* [TASK]: Copy down all of the data underneath, exactly as shown.

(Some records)
┏━━
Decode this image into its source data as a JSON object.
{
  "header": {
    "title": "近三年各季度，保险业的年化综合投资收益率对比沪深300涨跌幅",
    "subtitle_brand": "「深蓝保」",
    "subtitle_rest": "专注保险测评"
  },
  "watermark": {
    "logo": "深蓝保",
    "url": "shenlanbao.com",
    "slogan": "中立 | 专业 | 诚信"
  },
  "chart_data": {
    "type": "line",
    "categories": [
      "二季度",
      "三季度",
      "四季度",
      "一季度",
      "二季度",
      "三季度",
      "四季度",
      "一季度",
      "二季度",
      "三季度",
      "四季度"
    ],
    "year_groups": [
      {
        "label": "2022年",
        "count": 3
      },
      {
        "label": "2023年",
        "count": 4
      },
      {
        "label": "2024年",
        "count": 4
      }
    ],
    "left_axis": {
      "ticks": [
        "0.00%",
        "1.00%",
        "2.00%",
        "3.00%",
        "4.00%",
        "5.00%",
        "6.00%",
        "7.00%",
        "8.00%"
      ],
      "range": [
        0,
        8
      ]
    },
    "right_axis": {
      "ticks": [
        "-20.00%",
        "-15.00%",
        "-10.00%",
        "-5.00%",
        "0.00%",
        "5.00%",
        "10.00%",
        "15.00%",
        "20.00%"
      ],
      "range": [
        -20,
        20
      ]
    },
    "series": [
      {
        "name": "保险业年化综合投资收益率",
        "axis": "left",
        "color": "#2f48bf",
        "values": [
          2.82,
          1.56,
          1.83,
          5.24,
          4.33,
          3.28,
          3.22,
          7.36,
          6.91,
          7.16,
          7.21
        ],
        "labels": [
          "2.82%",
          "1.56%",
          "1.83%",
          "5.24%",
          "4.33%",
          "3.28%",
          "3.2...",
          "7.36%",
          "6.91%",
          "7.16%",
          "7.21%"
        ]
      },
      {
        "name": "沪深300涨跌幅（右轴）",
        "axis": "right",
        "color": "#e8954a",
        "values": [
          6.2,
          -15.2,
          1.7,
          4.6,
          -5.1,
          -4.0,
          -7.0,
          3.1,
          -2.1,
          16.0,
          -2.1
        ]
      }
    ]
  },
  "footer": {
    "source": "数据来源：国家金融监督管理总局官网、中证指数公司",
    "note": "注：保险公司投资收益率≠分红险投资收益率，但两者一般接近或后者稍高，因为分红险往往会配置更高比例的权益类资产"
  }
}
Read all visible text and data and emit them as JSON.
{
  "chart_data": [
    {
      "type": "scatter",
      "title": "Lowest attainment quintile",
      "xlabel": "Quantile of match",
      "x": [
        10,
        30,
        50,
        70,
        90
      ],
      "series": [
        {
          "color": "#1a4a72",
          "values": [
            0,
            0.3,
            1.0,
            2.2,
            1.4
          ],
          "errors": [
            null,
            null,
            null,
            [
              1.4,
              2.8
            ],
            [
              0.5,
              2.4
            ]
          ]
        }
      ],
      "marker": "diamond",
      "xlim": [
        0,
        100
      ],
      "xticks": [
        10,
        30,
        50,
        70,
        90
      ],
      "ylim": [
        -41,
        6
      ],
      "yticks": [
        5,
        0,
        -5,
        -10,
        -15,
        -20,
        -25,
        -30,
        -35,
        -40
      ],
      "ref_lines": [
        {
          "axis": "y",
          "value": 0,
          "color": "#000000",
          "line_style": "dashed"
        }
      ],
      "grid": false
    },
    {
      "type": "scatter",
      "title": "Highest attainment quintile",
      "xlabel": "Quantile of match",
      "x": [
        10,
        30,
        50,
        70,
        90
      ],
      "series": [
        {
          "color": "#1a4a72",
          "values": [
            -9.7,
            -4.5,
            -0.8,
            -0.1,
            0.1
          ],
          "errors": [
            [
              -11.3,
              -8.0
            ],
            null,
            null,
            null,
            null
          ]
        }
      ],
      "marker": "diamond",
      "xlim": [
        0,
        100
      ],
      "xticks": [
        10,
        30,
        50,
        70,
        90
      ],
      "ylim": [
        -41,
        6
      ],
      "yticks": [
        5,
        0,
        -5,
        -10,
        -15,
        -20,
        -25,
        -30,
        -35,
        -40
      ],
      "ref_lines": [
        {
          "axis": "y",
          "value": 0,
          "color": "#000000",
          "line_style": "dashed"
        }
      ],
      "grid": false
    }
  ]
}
┗━━
* [EXERCISE RESULT]:
Decode this image into its source data as a JSON object.
{
  "header": {
    "title": "近三年各季度，保险业的年化综合投资收益率对比沪深300涨跌幅",
    "subtitle_brand": "「深蓝保」",
    "subtitle_rest": "专注保险测评"
  },
  "watermark": {
    "logo": "深蓝保",
    "url": "shenlanbao.com",
    "slogan": "中立 | 专业 | 诚信"
  },
  "chart_data": {
    "type": "line",
    "categories": [
      "二季度",
      "三季度",
      "四季度",
      "一季度",
      "二季度",
      "三季度",
      "四季度",
      "一季度",
      "二季度",
      "三季度",
      "四季度"
    ],
    "year_groups": [
      {
        "label": "2022年",
        "count": 3
      },
      {
        "label": "2023年",
        "count": 4
      },
      {
        "label": "2024年",
        "count": 4
      }
    ],
    "left_axis": {
      "ticks": [
        "0.00%",
        "1.00%",
        "2.00%",
        "3.00%",
        "4.00%",
        "5.00%",
        "6.00%",
        "7.00%",
        "8.00%"
      ],
      "range": [
        0,
        8
      ]
    },
    "right_axis": {
      "ticks": [
        "-20.00%",
        "-15.00%",
        "-10.00%",
        "-5.00%",
        "0.00%",
        "5.00%",
        "10.00%",
        "15.00%",
        "20.00%"
      ],
      "range": [
        -20,
        20
      ]
    },
    "series": [
      {
        "name": "保险业年化综合投资收益率",
        "axis": "left",
        "color": "#2f48bf",
        "values": [
          2.82,
          1.56,
          1.83,
          5.24,
          4.33,
          3.28,
          3.22,
          7.36,
          6.91,
          7.16,
          7.21
        ],
        "labels": [
          "2.82%",
          "1.56%",
          "1.83%",
          "5.24%",
          "4.33%",
          "3.28%",
          "3.2...",
          "7.36%",
          "6.91%",
          "7.16%",
          "7.21%"
        ]
      },
      {
        "name": "沪深300涨跌幅（右轴）",
        "axis": "right",
        "color": "#e8954a",
        "values": [
          6.2,
          -15.2,
          1.7,
          4.6,
          -5.1,
          -4.0,
          -7.0,
          3.1,
          -2.1,
          16.0,
          -2.1
        ]
      }
    ]
  },
  "footer": {
    "source": "数据来源：国家金融监督管理总局官网、中证指数公司",
    "note": "注：保险公司投资收益率≠分红险投资收益率，但两者一般接近或后者稍高，因为分红险往往会配置更高比例的权益类资产"
  }
}
Read all visible text and data and emit them as JSON.
{
  "chart_data": [
    {
      "type": "scatter",
      "title": "Lowest attainment quintile",
      "xlabel": "Quantile of match",
      "x": [
        10,
        30,
        50,
        70,
        90
      ],
      "series": [
        {
          "color": "#1a4a72",
          "values": [
            0,
            0.3,
            1.0,
            2.2,
            1.4
          ],
          "errors": [
            null,
            null,
            null,
            [
              1.4,
              2.8
            ],
            [
              0.5,
              2.4
            ]
          ]
        }
      ],
      "marker": "diamond",
      "xlim": [
        0,
        100
      ],
      "xticks": [
        10,
        30,
        50,
        70,
        90
      ],
      "ylim": [
        -41,
        6
      ],
      "yticks": [
        5,
        0,
        -5,
        -10,
        -15,
        -20,
        -25,
        -30,
        -35,
        -40
      ],
      "ref_lines": [
        {
          "axis": "y",
          "value": 0,
          "color": "#000000",
          "line_style": "dashed"
        }
      ],
      "grid": false
    },
    {
      "type": "scatter",
      "title": "Highest attainment quintile",
      "xlabel": "Quantile of match",
      "x": [
        10,
        30,
        50,
        70,
        90
      ],
      "series": [
        {
          "color": "#1a4a72",
          "values": [
            -9.7,
            -4.5,
            -0.8,
            -0.1,
            0.1
          ],
          "errors": [
            [
              -11.3,
              -8.0
            ],
            null,
            null,
            null,
            null
          ]
        }
      ],
      "marker": "diamond",
      "xlim": [
        0,
        100
      ],
      "xticks": [
        10,
        30,
        50,
        70,
        90
      ],
      "ylim": [
        -41,
        6
      ],
      "yticks": [
        5,
        0,
        -5,
        -10,
        -15,
        -20,
        -25,
        -30,
        -35,
        -40
      ],
      "ref_lines": [
        {
          "axis": "y",
          "value": 0,
          "color": "#000000",
          "line_style": "dashed"
        }
      ],
      "grid": false
    }
  ]
}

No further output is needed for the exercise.